WORK TO DO:
Check each line below for the word "Diverted", and copy those that have it.

DATA TO USE:
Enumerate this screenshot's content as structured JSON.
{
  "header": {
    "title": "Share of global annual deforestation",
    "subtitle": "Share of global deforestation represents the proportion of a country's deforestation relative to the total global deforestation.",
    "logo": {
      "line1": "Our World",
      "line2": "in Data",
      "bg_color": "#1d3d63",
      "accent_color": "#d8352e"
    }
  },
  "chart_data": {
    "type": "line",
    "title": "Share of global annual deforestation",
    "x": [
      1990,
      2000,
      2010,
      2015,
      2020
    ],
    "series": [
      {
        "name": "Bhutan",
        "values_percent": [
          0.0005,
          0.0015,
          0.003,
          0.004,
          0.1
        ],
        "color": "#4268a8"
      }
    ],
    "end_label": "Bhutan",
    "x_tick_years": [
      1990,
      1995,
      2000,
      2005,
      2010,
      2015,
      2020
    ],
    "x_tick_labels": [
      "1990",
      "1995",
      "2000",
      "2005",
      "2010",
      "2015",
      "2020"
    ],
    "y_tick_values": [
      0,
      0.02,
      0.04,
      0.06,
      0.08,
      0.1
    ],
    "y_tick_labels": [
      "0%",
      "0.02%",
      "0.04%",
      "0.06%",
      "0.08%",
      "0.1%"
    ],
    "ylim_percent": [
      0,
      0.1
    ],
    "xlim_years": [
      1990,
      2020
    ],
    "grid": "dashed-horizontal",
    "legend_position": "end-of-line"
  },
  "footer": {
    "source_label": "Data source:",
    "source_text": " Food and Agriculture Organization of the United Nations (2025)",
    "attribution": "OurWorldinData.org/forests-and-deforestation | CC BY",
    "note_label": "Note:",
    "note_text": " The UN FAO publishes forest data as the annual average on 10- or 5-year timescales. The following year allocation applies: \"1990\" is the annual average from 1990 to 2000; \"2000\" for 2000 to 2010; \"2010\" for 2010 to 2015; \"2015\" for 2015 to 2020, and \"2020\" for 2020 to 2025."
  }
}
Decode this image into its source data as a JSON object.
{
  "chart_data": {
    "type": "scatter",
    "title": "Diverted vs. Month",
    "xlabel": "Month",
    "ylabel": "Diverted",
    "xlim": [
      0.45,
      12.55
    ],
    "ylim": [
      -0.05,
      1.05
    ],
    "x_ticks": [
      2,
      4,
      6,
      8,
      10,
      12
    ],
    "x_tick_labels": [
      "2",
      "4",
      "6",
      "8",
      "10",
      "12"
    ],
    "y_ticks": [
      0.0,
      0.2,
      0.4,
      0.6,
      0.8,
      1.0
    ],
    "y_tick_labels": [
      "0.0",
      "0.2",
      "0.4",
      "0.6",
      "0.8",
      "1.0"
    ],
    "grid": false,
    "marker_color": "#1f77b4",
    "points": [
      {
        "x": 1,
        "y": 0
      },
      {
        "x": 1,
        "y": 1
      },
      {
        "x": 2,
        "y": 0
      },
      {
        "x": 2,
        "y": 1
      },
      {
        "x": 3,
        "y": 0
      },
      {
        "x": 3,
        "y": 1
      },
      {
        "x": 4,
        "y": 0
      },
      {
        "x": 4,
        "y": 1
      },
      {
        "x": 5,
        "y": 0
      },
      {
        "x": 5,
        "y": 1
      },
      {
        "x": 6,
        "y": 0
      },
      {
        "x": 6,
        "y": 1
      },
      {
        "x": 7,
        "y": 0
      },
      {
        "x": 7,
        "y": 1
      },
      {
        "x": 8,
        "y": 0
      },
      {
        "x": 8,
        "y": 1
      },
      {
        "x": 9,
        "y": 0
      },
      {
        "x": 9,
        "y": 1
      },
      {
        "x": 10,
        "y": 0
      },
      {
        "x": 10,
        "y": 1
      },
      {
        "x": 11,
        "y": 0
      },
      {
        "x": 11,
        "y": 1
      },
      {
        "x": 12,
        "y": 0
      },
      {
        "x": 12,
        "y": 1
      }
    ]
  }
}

THE OUTPUT:
    "title": "Diverted vs. Month",
    "ylabel": "Diverted",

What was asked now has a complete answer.